• Document passage:
····················
03/2003 Classic Rock (51)

News Item:

RED HOT CHILI PEPPERS and COLDPLAY are the first acts to be confirmed for this summer’s V2003 festivals in Stafford and Chelmsford.

 

Article/Review: Too much, too young

The pre-enormodome Chili Peppers were a zesty mix of punk, funk and (dangerously) junk. Their first four albums, now replete with alternative versions and rarities, are testament to the band’s energised, destructive muse.

Red Hot Chili Peppers `

The Red Hot Chili Peppers’

`Freaky Styley’

`The Uplift Mofo Party Plan’

`Mother’s Milk’

(Capitol/EMI)

TIMING IS EVERYTHING. AND WHAT BETTER time than now to re-release the Red Hot Chili Peppers’ first four albums? These remastered and augmented CDs arrive in a climate which has seen their latest album, ‘By The Way’, sell millions, and the band nominated for two Brit Awards. But how did it all start, and was the early stuff any good?

Current frontman Anthony Kiedis and bassist Flea (aka Michael Balzary) were there from the get-go, and the Chilis Mk 1 line-up also included drummer Jack Irons and guitarist Hillel Slovak. They assembled in Hollywood, Los Angeles, in 1983 — a year sandwiched between the Grammy-grabbing success of ‘Toto IV’ and Eddie Van Halen’s era-defining guitar solo on ‘Jump’. The ‘The Red Hot Chili Peppers’ (*****), however, boils up a whole different kettle of riffs. This was a record made by a band pioneering a saucy blend of 70s P-Funk, rap, and Hendrix-influenced guitar rock. It was colourful. It was exuberant. It was also performed by men who liked to play gigs wearing just their underpants.

Oddly, contractual difficulties meant that members of Captain Beefheart’s band deputised for Slovak and Irons on that Peppers debut. What’s great about the re-release, though, is that it includes hissy-sounding-but-stoked demos which enable you to compare the ‘real’ Chilis line-up with the studio one. Check out Slovak’s ‘chicken scratch’ rhythm guitar on the demo of ‘Get Up And Jump’ — it’s that bit tighter, that little bit more taut than the original album version.

By 1985’s ‘Freakey Styley’ (*****) the Chilis (the ‘real’ one this time) were making mincemeat of the notion that white men can’t funk; though admittedly they had the help of Parliament’s George Clinton (producing) and one-time James Brown trumpeter Maceo Parker. ‘…Styley’ has astonishing vibrancy, Kiedis find his groove as a rapper on ‘The Brothers Cup’; tracks like ‘Catholic Schoolgirls Rule’ and ‘Sex Rap’, meanwhile, were the first Chilis tunes to really ignite the ‘sexy, or sexist?’ debate which still sticks to the band. Bonus tracks include the excellent ‘original long version’ of the title track.
····················
• Information provided:
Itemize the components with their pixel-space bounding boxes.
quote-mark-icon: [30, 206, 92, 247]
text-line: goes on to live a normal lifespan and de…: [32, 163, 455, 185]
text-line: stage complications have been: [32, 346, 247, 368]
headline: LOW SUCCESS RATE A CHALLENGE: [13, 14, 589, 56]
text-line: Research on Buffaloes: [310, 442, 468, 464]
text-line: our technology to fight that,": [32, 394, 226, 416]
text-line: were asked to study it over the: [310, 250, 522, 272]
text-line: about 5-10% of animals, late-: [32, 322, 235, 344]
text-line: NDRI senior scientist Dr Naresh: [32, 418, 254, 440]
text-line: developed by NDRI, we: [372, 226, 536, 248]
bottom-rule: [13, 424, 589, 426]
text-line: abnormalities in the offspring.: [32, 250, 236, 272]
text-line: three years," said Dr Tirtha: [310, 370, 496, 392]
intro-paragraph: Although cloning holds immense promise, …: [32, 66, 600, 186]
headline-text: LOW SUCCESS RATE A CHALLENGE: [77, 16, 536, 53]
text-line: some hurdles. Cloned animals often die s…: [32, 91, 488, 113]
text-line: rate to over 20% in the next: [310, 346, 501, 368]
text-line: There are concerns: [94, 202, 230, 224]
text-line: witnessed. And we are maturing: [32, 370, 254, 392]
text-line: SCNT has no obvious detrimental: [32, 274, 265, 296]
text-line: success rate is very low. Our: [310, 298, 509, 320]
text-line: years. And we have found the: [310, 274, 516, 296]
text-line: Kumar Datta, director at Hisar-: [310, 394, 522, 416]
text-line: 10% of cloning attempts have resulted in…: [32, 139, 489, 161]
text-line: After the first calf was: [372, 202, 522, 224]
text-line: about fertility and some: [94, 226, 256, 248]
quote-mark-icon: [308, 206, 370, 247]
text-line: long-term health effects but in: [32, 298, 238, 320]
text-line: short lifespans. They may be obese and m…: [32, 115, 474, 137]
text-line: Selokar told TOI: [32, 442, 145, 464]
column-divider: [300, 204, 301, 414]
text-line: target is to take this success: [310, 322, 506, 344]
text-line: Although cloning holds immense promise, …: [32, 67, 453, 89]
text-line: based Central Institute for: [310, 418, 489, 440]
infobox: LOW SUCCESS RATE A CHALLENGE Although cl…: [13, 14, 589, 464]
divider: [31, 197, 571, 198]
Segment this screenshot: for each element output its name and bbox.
····················
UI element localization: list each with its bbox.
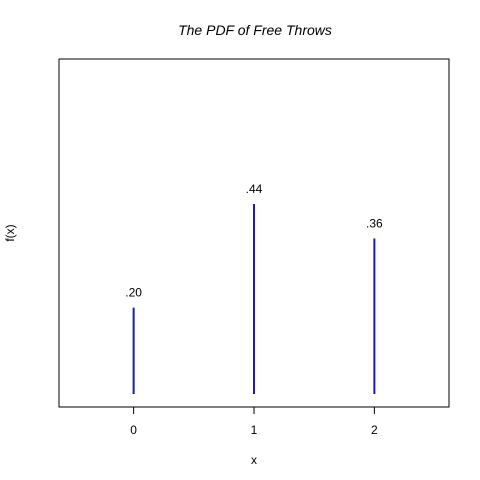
····················
• Written tasks:
1) Name every member of the first Red Hot Chili Peppers line-up listed in the Chili Peppers review.
2) Please arrange the rows as a numbered list, covering everything from the row containing "Itemize the components" down to the row containing "text-line: Although cloning", with both of those rows included.
The review and the rows were taken from unrelated sources.

• The replies:
1) Anthony Kiedis, Flea (Michael Balzary), Jack Irons, and Hillel Slovak

2)
1. Itemize the components with their pixel-space bounding boxes.
2. quote-mark-icon: [30, 206, 92, 247]
3. text-line: goes on to live a normal lifespan and de…: [32, 163, 455, 185]
4. text-line: stage complications have been: [32, 346, 247, 368]
5. headline: LOW SUCCESS RATE A CHALLENGE: [13, 14, 589, 56]
6. text-line: Research on Buffaloes: [310, 442, 468, 464]
7. text-line: our technology to fight that,": [32, 394, 226, 416]
8. text-line: were asked to study it over the: [310, 250, 522, 272]
9. text-line: about 5-10% of animals, late-: [32, 322, 235, 344]
10. text-line: NDRI senior scientist Dr Naresh: [32, 418, 254, 440]
11. text-line: developed by NDRI, we: [372, 226, 536, 248]
12. bottom-rule: [13, 424, 589, 426]
13. text-line: abnormalities in the offspring.: [32, 250, 236, 272]
14. text-line: three years," said Dr Tirtha: [310, 370, 496, 392]
15. intro-paragraph: Although cloning holds immense promise, …: [32, 66, 600, 186]
16. headline-text: LOW SUCCESS RATE A CHALLENGE: [77, 16, 536, 53]
17. text-line: some hurdles. Cloned animals often die s…: [32, 91, 488, 113]
18. text-line: rate to over 20% in the next: [310, 346, 501, 368]
19. text-line: There are concerns: [94, 202, 230, 224]
20. text-line: witnessed. And we are maturing: [32, 370, 254, 392]
21. text-line: SCNT has no obvious detrimental: [32, 274, 265, 296]
22. text-line: success rate is very low. Our: [310, 298, 509, 320]
23. text-line: years. And we have found the: [310, 274, 516, 296]
24. text-line: Kumar Datta, director at Hisar-: [310, 394, 522, 416]
25. text-line: 10% of cloning attempts have resulted in…: [32, 139, 489, 161]
26. text-line: After the first calf was: [372, 202, 522, 224]
27. text-line: about fertility and some: [94, 226, 256, 248]
28. quote-mark-icon: [308, 206, 370, 247]
29. text-line: long-term health effects but in: [32, 298, 238, 320]
30. text-line: short lifespans. They may be obese and m…: [32, 115, 474, 137]
31. text-line: Selokar told TOI: [32, 442, 145, 464]
32. column-divider: [300, 204, 301, 414]
33. text-line: target is to take this success: [310, 322, 506, 344]
34. text-line: Although cloning holds immense promise, …: [32, 67, 453, 89]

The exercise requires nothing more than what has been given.